--- BEGIN ITEMS ---

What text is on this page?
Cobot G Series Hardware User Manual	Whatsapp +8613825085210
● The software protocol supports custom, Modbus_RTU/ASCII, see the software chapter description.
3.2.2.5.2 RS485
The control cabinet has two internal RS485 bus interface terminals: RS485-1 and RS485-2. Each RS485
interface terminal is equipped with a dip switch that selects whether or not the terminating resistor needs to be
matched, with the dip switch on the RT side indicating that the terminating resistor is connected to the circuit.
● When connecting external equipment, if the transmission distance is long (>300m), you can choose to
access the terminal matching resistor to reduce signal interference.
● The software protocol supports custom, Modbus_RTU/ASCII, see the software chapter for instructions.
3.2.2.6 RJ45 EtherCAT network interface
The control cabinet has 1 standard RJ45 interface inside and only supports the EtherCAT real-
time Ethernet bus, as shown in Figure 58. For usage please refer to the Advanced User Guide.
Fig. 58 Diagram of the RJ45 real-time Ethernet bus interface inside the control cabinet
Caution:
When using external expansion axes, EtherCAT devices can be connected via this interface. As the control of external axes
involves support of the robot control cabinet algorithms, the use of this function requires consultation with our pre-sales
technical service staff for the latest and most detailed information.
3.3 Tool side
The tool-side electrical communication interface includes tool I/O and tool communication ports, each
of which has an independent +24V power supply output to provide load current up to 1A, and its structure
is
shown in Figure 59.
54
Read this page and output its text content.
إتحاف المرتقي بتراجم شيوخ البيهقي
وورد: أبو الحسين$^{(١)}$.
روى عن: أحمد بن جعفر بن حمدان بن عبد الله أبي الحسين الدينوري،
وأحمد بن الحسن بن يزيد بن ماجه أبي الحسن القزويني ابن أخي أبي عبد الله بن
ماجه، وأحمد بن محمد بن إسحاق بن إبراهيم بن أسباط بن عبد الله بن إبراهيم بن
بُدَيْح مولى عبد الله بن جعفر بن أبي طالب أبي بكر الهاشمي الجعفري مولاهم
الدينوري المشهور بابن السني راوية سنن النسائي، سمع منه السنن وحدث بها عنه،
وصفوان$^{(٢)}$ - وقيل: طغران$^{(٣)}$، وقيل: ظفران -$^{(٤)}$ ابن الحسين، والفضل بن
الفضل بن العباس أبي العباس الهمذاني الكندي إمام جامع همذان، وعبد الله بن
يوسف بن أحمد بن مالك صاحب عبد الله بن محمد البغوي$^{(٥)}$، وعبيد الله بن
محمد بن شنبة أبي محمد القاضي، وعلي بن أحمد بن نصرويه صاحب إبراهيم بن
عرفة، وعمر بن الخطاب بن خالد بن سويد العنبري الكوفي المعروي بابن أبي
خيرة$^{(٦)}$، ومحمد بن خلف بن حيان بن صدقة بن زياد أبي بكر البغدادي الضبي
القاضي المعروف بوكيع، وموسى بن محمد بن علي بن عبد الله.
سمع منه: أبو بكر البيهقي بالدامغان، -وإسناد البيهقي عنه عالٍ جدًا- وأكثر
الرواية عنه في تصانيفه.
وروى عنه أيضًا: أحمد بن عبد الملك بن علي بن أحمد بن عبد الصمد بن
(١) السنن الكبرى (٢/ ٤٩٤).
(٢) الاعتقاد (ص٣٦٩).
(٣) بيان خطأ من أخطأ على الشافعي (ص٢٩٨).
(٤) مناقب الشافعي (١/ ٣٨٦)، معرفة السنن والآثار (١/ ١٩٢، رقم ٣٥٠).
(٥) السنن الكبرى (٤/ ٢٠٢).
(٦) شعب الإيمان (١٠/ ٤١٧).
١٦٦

--- END ITEMS ---

[SHORT PROBLEM] Each line holding "بابن" must be found and copied.

[FINAL RESULT]
الدينوري المشهور بابن السني راوية سنن النسائي، سمع منه السنن وحدث بها عنه،
عرفة، وعمر بن الخطاب بن خالد بن سويد العنبري الكوفي المعروي بابن أبي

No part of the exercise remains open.